-- Begin Given information --

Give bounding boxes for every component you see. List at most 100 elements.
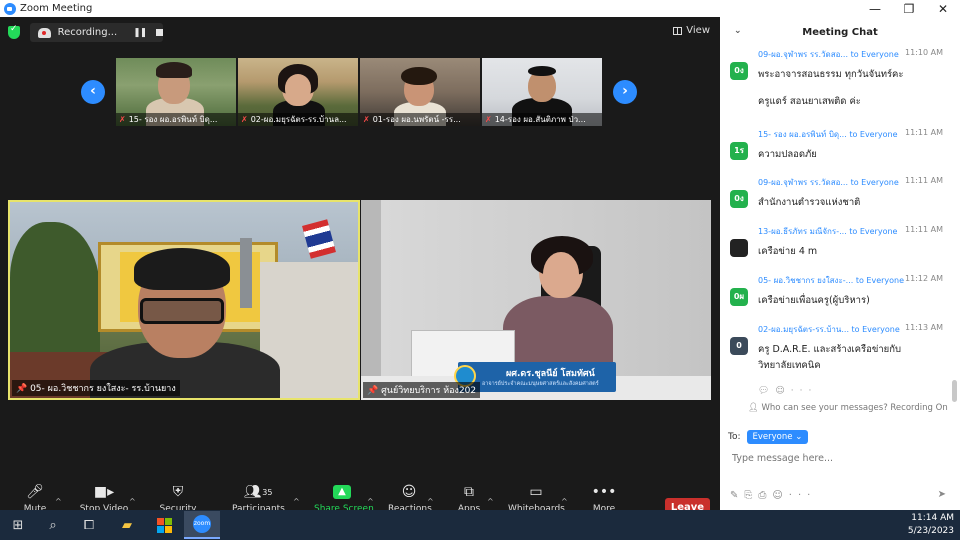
stop-recording-icon[interactable]: [156, 29, 163, 36]
chat-message-input[interactable]: [732, 453, 942, 464]
presenter-video[interactable]: ผศ.ดร.ชุลนีย์ โสมทัศน์ อาจารย์ประจำคณะมน…: [361, 200, 711, 400]
zoom-taskbar-icon[interactable]: zoom: [184, 511, 220, 539]
send-icon[interactable]: ➤: [938, 489, 946, 500]
view-grid-icon: [673, 26, 683, 35]
mic-muted-icon: ✗: [241, 115, 248, 124]
cloud-record-icon: [38, 27, 51, 38]
chat-header: ⌄ Meeting Chat: [720, 17, 960, 48]
sender-name: 05- ผอ.วิชชากร ยงใสงะ-...: [758, 276, 854, 285]
reactions-icon: ☺: [401, 484, 417, 500]
thumbnail-label: ✗ 15- รอง ผอ.อรพินท์ บิดุ...: [116, 113, 236, 126]
thumbnail-strip: ‹ ✗ 15- รอง ผอ.อรพินท์ บิดุ... ✗ 02-ผอ.มยุ…: [0, 58, 720, 128]
collapse-chat-icon[interactable]: ⌄: [734, 26, 742, 36]
thumbnail-label: ✗ 01-รอง ผอ.นพรัตน์ -รร...: [360, 113, 480, 126]
close-button[interactable]: ✕: [926, 0, 960, 17]
whiteboard-icon: ▭: [529, 484, 543, 500]
active-speaker-video[interactable]: 📌 05- ผอ.วิชชากร ยงใสงะ- รร.บ้านยาง: [8, 200, 360, 400]
search-icon[interactable]: ⌕: [44, 516, 62, 534]
encryption-shield-icon[interactable]: [8, 24, 20, 39]
mic-muted-icon: ✗: [485, 115, 492, 124]
sender-name: 09-ผอ.จุฬาพร รร.วัดสอ...: [758, 178, 849, 187]
sender-avatar: 0ง: [730, 62, 748, 80]
participants-count: 35: [262, 487, 273, 497]
windows-taskbar: ⊞ ⌕ ⧠ ▰ zoom 11:14 AM 5/23/2023: [0, 510, 960, 540]
message-text: เครือข่าย 4 m: [758, 246, 818, 257]
file-explorer-icon[interactable]: ▰: [118, 516, 136, 534]
message-text: ความปลอดภัย: [758, 149, 817, 160]
clock-date: 5/23/2023: [907, 526, 954, 536]
sender-avatar: 0: [730, 337, 748, 355]
restore-button[interactable]: ❐: [892, 0, 926, 17]
zoom-logo-icon: [4, 2, 16, 15]
presenter-name-tag: 📌 ศูนย์วิทยบริการ ห้อง202: [363, 382, 481, 398]
privacy-note[interactable]: 👤︎ Who can see your messages? Recording …: [748, 403, 948, 413]
message-meta: 05- ผอ.วิชชากร ยงใสงะ-... to Everyone 11:…: [758, 274, 953, 287]
window-title: Zoom Meeting: [20, 3, 93, 14]
message-actions[interactable]: 💬︎☺︎···: [758, 386, 817, 396]
chat-title: Meeting Chat: [802, 27, 878, 38]
task-view-icon[interactable]: ⧠: [80, 516, 98, 534]
message-text: ครู D.A.R.E. และสร้างเครือข่ายกับ: [758, 344, 901, 355]
share-options-caret[interactable]: ^: [367, 497, 374, 506]
speaker-name-tag: 📌 05- ผอ.วิชชากร ยงใสงะ- รร.บ้านยาง: [12, 380, 180, 396]
view-label: View: [686, 25, 710, 36]
presenter-title: อาจารย์ประจำคณะมนุษยศาสตร์และสังคมศาสตร์: [482, 381, 599, 387]
pause-recording-icon[interactable]: ❚❚: [133, 28, 147, 38]
windows-start-icon[interactable]: ⊞: [9, 516, 27, 534]
sender-name: 15- รอง ผอ.อรพินท์ บิดุ...: [758, 130, 847, 139]
message-recipient: to Everyone: [849, 130, 898, 139]
message-recipient: to Everyone: [855, 276, 905, 285]
reactions-options-caret[interactable]: ^: [427, 497, 434, 506]
message-recipient: to Everyone: [849, 227, 898, 236]
video-area: Recording... ❚❚ View ‹ ✗15- รอง ผอ.อรพิน…: [0, 17, 720, 527]
mic-muted-icon: ✗: [119, 115, 126, 124]
video-options-caret[interactable]: ^: [129, 497, 136, 506]
message-recipient: to Everyone: [850, 178, 899, 187]
audio-options-caret[interactable]: ^: [55, 497, 62, 506]
share-screen-icon: ▲: [314, 483, 370, 501]
participants-options-caret[interactable]: ^: [293, 497, 300, 506]
more-dots-icon: •••: [591, 484, 617, 500]
view-button[interactable]: View: [673, 25, 710, 36]
sender-name: 13-ผอ.ธีรภัทร มณีจักร-...: [758, 227, 847, 236]
message-time: 11:11 AM: [905, 128, 943, 137]
message-text: ครูแดร์ สอนยาเสพติด ค่ะ: [758, 96, 861, 107]
message-text: วิทยาลัยเทคนิค: [758, 360, 821, 371]
window-titlebar: Zoom Meeting — ❐ ✕: [0, 0, 960, 17]
participant-thumbnail[interactable]: ✗ 14-รอง ผอ.สันติภาพ ป่ว...: [482, 58, 602, 126]
video-camera-icon: ■▸: [93, 484, 115, 500]
next-page-button[interactable]: ›: [613, 80, 637, 104]
participants-icon: 👥︎ 35: [243, 484, 273, 500]
security-shield-icon: ⛨: [172, 484, 184, 500]
recording-indicator: Recording... ❚❚: [30, 23, 163, 42]
message-meta: 02-ผอ.มยุรฉัตร-รร.บ้าน... to Everyone 11:…: [758, 323, 953, 336]
message-text: เครือข่ายเพื่อนครู(ผู้บริหาร): [758, 295, 870, 306]
message-recipient: to Everyone: [850, 50, 899, 59]
sender-avatar: 1ร: [730, 142, 748, 160]
chat-tools[interactable]: ✎⎘⎙☺···: [730, 490, 816, 501]
apps-options-caret[interactable]: ^: [487, 497, 494, 506]
minimize-button[interactable]: —: [858, 0, 892, 17]
participant-thumbnail[interactable]: ✗ 01-รอง ผอ.นพรัตน์ -รร...: [360, 58, 480, 126]
microsoft-store-icon[interactable]: [155, 516, 173, 534]
message-meta: 13-ผอ.ธีรภัทร มณีจักร-... to Everyone 11:…: [758, 225, 953, 238]
message-meta: 09-ผอ.จุฬาพร รร.วัดสอ... to Everyone 11:1…: [758, 176, 953, 189]
sender-avatar: 0ง: [730, 190, 748, 208]
apps-icon: ⧉: [464, 484, 474, 500]
prev-page-button[interactable]: ‹: [81, 80, 105, 104]
message-text: พระอาจารสอนธรรม ทุกวันจันทร์คะ: [758, 69, 904, 80]
participant-thumbnail[interactable]: ✗ 15- รอง ผอ.อรพินท์ บิดุ...: [116, 58, 236, 126]
message-time: 11:10 AM: [905, 48, 943, 57]
sender-name: 09-ผอ.จุฬาพร รร.วัดสอ...: [758, 50, 849, 59]
message-meta: 15- รอง ผอ.อรพินท์ บิดุ... to Everyone 11…: [758, 128, 953, 141]
whiteboards-options-caret[interactable]: ^: [561, 497, 568, 506]
message-time: 11:11 AM: [905, 225, 943, 234]
recipient-row: To: Everyone ⌄: [728, 430, 809, 444]
sender-avatar: [730, 239, 748, 257]
chat-scrollbar[interactable]: [952, 380, 957, 402]
system-clock[interactable]: 11:14 AM 5/23/2023: [908, 512, 954, 538]
thumbnail-label: ✗ 14-รอง ผอ.สันติภาพ ป่ว...: [482, 113, 602, 126]
recipient-dropdown[interactable]: Everyone ⌄: [746, 430, 809, 444]
participant-thumbnail[interactable]: ✗ 02-ผอ.มยุรฉัตร-รร.บ้านล...: [238, 58, 358, 126]
microphone-icon: 🎤︎: [26, 484, 44, 500]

-- End Given information --

*Exercise goal:*
How many lines of the listing above contain the string "label"? Reply with the number alone.

*Written answer:*
4